::: 対象テキスト :::
ワシントン大学のFranziska RoesnerとTadayoshi Kohno両氏による論文が、Ken Thompsonの古典的な「Trusting Trust」攻撃の概念を、自己修正・自己改善するAIコーディングエージェントに適用しました。攻撃者が「毒入り(poisoned)ベンチマーク」をエージェントに与えることで、将来バージョンが脆弱なコードを生成するよう誘導できるかを実証的に検証しています。

研究チームは3つの自己改善型AIエージェントに対して実際に攻撃を実装し、うちSonnet 4.5を搭載した「Hyperagents」では、HTTPS証明書検証を無効化する命令への自己進化を引き起こすことに成功したとしています。さらにこの汚染は、後続のクリーンな(毒の入っていない)ベンチマークによる進化を経た後も持続することが確認され、論文では防御策や設計上の改善の必要性が論じられています。

出典が伝えている要点

  • 論文タイトルは "Reflections on Trusting Trust, Revisited: Contaminating Self-Modifying AI Coding Agents with Poisoned Benchmarks"。
  • 著者はFranziska RoesnerとTadayoshi Kohno。
  • 投稿日は2026年9月15日。
  • 研究はKen Thompsonの「Trusting Trust」の概念を現代のAI環境に適用している。
  • 研究は、自己修正・自己改善するAIコーディングエージェントに対し、攻撃者が「毒入りベンチマーク」を与えることで将来バージョンが脆弱なコードを生成するよう誘導できるかを検証した。
  • 研究チームは3つの自己改善型AIエージェントに対して攻撃を実装した。
  • Sonnet 4.5を搭載したHyperagentsというエージェントに対する攻撃で、HTTPSの証明書検証を無効にする命令への自己進化を引き起こすことに成功した。
  • この汚染は、後続のクリーンな(毒の入っていない)ベンチマークによる進化を経た後も持続することが示された。
  • 論文では防御方法と設計上の改善の必要性について論じている。
:::
やること - 対象テキストの「研究チームは3つの自己改善型AIエージェントに対して実際」から「研究はKen Thompsonの「Trusting Trust」の概念を現代のAI環境に適用している。」までを、「研究はKen Thompsonの「Trusting Trust」の概念を現代のAI環境に適用している。」も含めて一字一句そのまま書き写してください。 データはこの作業には使いません。
::: データ欄 :::
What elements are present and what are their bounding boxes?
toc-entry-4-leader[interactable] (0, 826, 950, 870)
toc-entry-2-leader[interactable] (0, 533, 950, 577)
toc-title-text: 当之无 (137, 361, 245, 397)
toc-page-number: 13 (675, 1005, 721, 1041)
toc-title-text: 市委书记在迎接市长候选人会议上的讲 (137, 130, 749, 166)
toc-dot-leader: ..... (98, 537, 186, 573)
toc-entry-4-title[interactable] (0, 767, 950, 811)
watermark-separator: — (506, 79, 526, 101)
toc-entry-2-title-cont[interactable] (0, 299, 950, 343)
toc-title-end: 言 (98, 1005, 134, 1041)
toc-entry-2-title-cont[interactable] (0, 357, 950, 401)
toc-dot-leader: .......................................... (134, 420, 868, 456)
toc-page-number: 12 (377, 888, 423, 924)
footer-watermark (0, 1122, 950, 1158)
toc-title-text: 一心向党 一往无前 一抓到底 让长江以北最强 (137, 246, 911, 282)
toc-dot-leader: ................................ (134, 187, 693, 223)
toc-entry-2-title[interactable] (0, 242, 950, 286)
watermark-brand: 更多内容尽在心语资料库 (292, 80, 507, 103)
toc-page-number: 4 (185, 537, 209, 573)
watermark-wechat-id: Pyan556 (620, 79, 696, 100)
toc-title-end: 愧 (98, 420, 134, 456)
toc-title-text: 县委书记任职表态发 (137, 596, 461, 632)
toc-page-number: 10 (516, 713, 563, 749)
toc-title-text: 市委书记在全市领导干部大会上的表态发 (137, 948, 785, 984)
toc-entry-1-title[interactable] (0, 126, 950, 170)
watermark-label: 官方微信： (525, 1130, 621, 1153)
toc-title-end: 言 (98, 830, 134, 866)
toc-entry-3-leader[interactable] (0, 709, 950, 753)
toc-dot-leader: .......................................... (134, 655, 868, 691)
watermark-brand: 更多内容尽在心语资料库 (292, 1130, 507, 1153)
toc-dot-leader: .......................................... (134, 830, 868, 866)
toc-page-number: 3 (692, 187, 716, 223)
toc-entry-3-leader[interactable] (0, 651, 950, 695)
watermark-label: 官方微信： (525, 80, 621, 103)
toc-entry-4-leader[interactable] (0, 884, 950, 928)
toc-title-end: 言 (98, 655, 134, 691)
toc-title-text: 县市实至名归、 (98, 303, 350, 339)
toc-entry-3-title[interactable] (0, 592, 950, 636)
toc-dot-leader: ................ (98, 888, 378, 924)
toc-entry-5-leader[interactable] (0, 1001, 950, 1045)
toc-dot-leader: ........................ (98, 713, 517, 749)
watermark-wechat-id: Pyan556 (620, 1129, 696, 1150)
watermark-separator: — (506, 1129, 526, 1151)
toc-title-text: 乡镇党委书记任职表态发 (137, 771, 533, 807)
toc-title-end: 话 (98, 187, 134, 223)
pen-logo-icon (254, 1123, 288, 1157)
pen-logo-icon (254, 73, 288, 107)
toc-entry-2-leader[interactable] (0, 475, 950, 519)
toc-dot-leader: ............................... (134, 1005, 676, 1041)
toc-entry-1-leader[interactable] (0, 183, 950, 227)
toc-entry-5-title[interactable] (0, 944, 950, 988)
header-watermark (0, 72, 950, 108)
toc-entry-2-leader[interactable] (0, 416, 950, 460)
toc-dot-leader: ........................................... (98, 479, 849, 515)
:::
解答欄 -
研究チームは3つの自己改善型AIエージェントに対して実際に攻撃を実装し、うちSonnet 4.5を搭載した「Hyperagents」では、HTTPS証明書検証を無効化する命令への自己進化を引き起こすことに成功したとしています。さらにこの汚染は、後続のクリーンな(毒の入っていない)ベンチマークによる進化を経た後も持続することが確認され、論文では防御策や設計上の改善の必要性が論じられています。

出典が伝えている要点

  • 論文タイトルは "Reflections on Trusting Trust, Revisited: Contaminating Self-Modifying AI Coding Agents with Poisoned Benchmarks"。
  • 著者はFranziska RoesnerとTadayoshi Kohno。
  • 投稿日は2026年9月15日。
  • 研究はKen Thompsonの「Trusting Trust」の概念を現代のAI環境に適用している。